◆ Aim:
Please write out the material that follows, exactly as it stands.

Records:
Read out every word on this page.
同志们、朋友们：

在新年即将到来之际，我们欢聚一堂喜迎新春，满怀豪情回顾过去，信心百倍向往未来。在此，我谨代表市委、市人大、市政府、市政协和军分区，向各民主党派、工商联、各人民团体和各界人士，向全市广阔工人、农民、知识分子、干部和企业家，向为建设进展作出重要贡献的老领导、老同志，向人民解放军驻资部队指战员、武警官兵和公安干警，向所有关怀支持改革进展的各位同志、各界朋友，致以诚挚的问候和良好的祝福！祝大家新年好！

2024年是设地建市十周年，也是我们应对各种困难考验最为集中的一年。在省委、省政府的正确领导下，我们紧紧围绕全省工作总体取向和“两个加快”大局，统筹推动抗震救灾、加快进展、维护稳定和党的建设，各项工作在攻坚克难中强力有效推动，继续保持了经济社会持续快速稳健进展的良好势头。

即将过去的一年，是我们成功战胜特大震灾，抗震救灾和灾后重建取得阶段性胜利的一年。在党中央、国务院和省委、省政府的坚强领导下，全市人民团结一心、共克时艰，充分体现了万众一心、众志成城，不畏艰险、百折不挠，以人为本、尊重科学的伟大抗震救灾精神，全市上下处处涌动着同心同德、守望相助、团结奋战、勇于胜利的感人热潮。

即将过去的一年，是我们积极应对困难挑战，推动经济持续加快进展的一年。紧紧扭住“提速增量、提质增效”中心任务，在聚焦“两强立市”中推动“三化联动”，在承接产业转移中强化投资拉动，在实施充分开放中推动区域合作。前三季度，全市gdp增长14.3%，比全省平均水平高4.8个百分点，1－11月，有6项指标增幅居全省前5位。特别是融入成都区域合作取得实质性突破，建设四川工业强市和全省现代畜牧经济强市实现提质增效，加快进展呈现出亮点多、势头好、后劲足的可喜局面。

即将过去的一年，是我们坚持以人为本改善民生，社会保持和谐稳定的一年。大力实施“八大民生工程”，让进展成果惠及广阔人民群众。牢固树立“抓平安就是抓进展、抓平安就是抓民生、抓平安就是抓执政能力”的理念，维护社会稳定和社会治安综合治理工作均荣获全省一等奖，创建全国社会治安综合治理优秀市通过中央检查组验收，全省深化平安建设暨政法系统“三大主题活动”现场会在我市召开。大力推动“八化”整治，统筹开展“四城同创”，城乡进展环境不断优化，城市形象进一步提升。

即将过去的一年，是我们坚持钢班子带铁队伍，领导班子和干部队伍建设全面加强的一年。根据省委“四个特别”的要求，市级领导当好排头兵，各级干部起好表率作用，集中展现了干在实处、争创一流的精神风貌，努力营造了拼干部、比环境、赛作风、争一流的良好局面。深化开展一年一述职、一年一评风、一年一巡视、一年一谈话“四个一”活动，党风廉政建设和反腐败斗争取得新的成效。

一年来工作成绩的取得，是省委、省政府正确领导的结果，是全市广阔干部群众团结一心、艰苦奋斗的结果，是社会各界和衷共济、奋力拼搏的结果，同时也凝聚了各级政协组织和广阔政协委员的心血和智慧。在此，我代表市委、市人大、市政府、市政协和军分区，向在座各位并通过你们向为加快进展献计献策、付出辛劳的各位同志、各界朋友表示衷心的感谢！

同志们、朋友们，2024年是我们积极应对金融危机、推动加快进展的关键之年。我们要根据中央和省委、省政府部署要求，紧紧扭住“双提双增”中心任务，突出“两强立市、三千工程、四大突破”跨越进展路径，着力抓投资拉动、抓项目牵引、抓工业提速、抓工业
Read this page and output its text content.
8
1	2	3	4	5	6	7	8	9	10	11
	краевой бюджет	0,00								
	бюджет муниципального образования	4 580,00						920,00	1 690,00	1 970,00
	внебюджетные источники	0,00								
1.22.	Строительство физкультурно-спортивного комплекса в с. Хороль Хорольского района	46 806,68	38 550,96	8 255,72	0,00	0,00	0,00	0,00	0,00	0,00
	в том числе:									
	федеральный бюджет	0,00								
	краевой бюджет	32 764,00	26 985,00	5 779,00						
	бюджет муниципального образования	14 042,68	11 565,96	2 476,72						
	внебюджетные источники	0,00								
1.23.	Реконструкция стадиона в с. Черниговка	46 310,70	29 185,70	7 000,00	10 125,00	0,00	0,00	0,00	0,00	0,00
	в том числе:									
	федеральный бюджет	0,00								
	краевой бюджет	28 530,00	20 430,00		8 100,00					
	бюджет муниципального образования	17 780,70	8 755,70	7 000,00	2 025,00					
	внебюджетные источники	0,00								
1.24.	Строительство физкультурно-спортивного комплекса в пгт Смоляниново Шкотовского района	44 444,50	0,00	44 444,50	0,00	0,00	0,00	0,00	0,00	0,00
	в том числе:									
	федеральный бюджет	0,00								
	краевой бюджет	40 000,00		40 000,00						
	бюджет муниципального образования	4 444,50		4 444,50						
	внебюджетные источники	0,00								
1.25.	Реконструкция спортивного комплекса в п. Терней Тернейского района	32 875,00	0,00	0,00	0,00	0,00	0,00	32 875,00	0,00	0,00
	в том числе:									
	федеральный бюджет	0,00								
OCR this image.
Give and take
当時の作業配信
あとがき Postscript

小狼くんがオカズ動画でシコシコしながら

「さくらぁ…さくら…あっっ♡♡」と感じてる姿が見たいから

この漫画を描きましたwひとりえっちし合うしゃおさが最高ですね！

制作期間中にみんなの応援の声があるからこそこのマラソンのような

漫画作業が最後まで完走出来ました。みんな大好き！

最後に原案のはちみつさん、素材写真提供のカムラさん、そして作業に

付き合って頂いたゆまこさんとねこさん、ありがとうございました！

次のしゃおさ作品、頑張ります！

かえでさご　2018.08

◆ Result for this task:
Read out every word on this page.
同志们、朋友们：

在新年即将到来之际，我们欢聚一堂喜迎新春，满怀豪情回顾过去，信心百倍向往未来。在此，我谨代表市委、市人大、市政府、市政协和军分区，向各民主党派、工商联、各人民团体和各界人士，向全市广阔工人、农民、知识分子、干部和企业家，向为建设进展作出重要贡献的老领导、老同志，向人民解放军驻资部队指战员、武警官兵和公安干警，向所有关怀支持改革进展的各位同志、各界朋友，致以诚挚的问候和良好的祝福！祝大家新年好！

2024年是设地建市十周年，也是我们应对各种困难考验最为集中的一年。在省委、省政府的正确领导下，我们紧紧围绕全省工作总体取向和“两个加快”大局，统筹推动抗震救灾、加快进展、维护稳定和党的建设，各项工作在攻坚克难中强力有效推动，继续保持了经济社会持续快速稳健进展的良好势头。

即将过去的一年，是我们成功战胜特大震灾，抗震救灾和灾后重建取得阶段性胜利的一年。在党中央、国务院和省委、省政府的坚强领导下，全市人民团结一心、共克时艰，充分体现了万众一心、众志成城，不畏艰险、百折不挠，以人为本、尊重科学的伟大抗震救灾精神，全市上下处处涌动着同心同德、守望相助、团结奋战、勇于胜利的感人热潮。

即将过去的一年，是我们积极应对困难挑战，推动经济持续加快进展的一年。紧紧扭住“提速增量、提质增效”中心任务，在聚焦“两强立市”中推动“三化联动”，在承接产业转移中强化投资拉动，在实施充分开放中推动区域合作。前三季度，全市gdp增长14.3%，比全省平均水平高4.8个百分点，1－11月，有6项指标增幅居全省前5位。特别是融入成都区域合作取得实质性突破，建设四川工业强市和全省现代畜牧经济强市实现提质增效，加快进展呈现出亮点多、势头好、后劲足的可喜局面。

即将过去的一年，是我们坚持以人为本改善民生，社会保持和谐稳定的一年。大力实施“八大民生工程”，让进展成果惠及广阔人民群众。牢固树立“抓平安就是抓进展、抓平安就是抓民生、抓平安就是抓执政能力”的理念，维护社会稳定和社会治安综合治理工作均荣获全省一等奖，创建全国社会治安综合治理优秀市通过中央检查组验收，全省深化平安建设暨政法系统“三大主题活动”现场会在我市召开。大力推动“八化”整治，统筹开展“四城同创”，城乡进展环境不断优化，城市形象进一步提升。

即将过去的一年，是我们坚持钢班子带铁队伍，领导班子和干部队伍建设全面加强的一年。根据省委“四个特别”的要求，市级领导当好排头兵，各级干部起好表率作用，集中展现了干在实处、争创一流的精神风貌，努力营造了拼干部、比环境、赛作风、争一流的良好局面。深化开展一年一述职、一年一评风、一年一巡视、一年一谈话“四个一”活动，党风廉政建设和反腐败斗争取得新的成效。

一年来工作成绩的取得，是省委、省政府正确领导的结果，是全市广阔干部群众团结一心、艰苦奋斗的结果，是社会各界和衷共济、奋力拼搏的结果，同时也凝聚了各级政协组织和广阔政协委员的心血和智慧。在此，我代表市委、市人大、市政府、市政协和军分区，向在座各位并通过你们向为加快进展献计献策、付出辛劳的各位同志、各界朋友表示衷心的感谢！

同志们、朋友们，2024年是我们积极应对金融危机、推动加快进展的关键之年。我们要根据中央和省委、省政府部署要求，紧紧扭住“双提双增”中心任务，突出“两强立市、三千工程、四大突破”跨越进展路径，着力抓投资拉动、抓项目牵引、抓工业提速、抓工业
Read this page and output its text content.
8
1	2	3	4	5	6	7	8	9	10	11
	краевой бюджет	0,00								
	бюджет муниципального образования	4 580,00						920,00	1 690,00	1 970,00
	внебюджетные источники	0,00								
1.22.	Строительство физкультурно-спортивного комплекса в с. Хороль Хорольского района	46 806,68	38 550,96	8 255,72	0,00	0,00	0,00	0,00	0,00	0,00
	в том числе:									
	федеральный бюджет	0,00								
	краевой бюджет	32 764,00	26 985,00	5 779,00						
	бюджет муниципального образования	14 042,68	11 565,96	2 476,72						
	внебюджетные источники	0,00								
1.23.	Реконструкция стадиона в с. Черниговка	46 310,70	29 185,70	7 000,00	10 125,00	0,00	0,00	0,00	0,00	0,00
	в том числе:									
	федеральный бюджет	0,00								
	краевой бюджет	28 530,00	20 430,00		8 100,00					
	бюджет муниципального образования	17 780,70	8 755,70	7 000,00	2 025,00					
	внебюджетные источники	0,00								
1.24.	Строительство физкультурно-спортивного комплекса в пгт Смоляниново Шкотовского района	44 444,50	0,00	44 444,50	0,00	0,00	0,00	0,00	0,00	0,00
	в том числе:									
	федеральный бюджет	0,00								
	краевой бюджет	40 000,00		40 000,00						
	бюджет муниципального образования	4 444,50		4 444,50						
	внебюджетные источники	0,00								
1.25.	Реконструкция спортивного комплекса в п. Терней Тернейского района	32 875,00	0,00	0,00	0,00	0,00	0,00	32 875,00	0,00	0,00
	в том числе:									
	федеральный бюджет	0,00								
OCR this image.
Give and take
当時の作業配信
あとがき Postscript

小狼くんがオカズ動画でシコシコしながら

「さくらぁ…さくら…あっっ♡♡」と感じてる姿が見たいから

この漫画を描きましたwひとりえっちし合うしゃおさが最高ですね！

制作期間中にみんなの応援の声があるからこそこのマラソンのような

漫画作業が最後まで完走出来ました。みんな大好き！

最後に原案のはちみつさん、素材写真提供のカムラさん、そして作業に

付き合って頂いたゆまこさんとねこさん、ありがとうございました！

次のしゃおさ作品、頑張ります！

かえでさご　2018.08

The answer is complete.